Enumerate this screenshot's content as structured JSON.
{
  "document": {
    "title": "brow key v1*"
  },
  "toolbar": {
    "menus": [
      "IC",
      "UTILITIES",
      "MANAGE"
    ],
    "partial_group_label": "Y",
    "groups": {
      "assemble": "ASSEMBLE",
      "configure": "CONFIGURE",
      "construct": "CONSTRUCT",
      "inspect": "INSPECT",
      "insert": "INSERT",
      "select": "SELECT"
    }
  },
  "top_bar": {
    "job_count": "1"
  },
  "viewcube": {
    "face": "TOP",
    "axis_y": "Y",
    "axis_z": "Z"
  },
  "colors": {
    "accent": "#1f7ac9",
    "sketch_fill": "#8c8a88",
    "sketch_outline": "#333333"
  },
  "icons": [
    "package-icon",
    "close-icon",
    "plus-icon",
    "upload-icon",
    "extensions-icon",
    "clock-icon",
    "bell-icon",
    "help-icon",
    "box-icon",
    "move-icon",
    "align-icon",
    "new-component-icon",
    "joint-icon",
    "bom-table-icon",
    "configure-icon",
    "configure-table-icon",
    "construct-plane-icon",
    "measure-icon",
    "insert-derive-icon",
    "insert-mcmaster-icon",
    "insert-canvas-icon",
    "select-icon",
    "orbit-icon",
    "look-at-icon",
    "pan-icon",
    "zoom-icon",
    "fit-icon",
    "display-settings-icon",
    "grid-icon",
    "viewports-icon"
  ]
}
######
__Directions for this task__
Without leaving anything out, give the entries again exactly.

__Result of the exercise__
Enumerate this screenshot's content as structured JSON.
{
  "document": {
    "title": "brow key v1*"
  },
  "toolbar": {
    "menus": [
      "IC",
      "UTILITIES",
      "MANAGE"
    ],
    "partial_group_label": "Y",
    "groups": {
      "assemble": "ASSEMBLE",
      "configure": "CONFIGURE",
      "construct": "CONSTRUCT",
      "inspect": "INSPECT",
      "insert": "INSERT",
      "select": "SELECT"
    }
  },
  "top_bar": {
    "job_count": "1"
  },
  "viewcube": {
    "face": "TOP",
    "axis_y": "Y",
    "axis_z": "Z"
  },
  "colors": {
    "accent": "#1f7ac9",
    "sketch_fill": "#8c8a88",
    "sketch_outline": "#333333"
  },
  "icons": [
    "package-icon",
    "close-icon",
    "plus-icon",
    "upload-icon",
    "extensions-icon",
    "clock-icon",
    "bell-icon",
    "help-icon",
    "box-icon",
    "move-icon",
    "align-icon",
    "new-component-icon",
    "joint-icon",
    "bom-table-icon",
    "configure-icon",
    "configure-table-icon",
    "construct-plane-icon",
    "measure-icon",
    "insert-derive-icon",
    "insert-mcmaster-icon",
    "insert-canvas-icon",
    "select-icon",
    "orbit-icon",
    "look-at-icon",
    "pan-icon",
    "zoom-icon",
    "fit-icon",
    "display-settings-icon",
    "grid-icon",
    "viewports-icon"
  ]
}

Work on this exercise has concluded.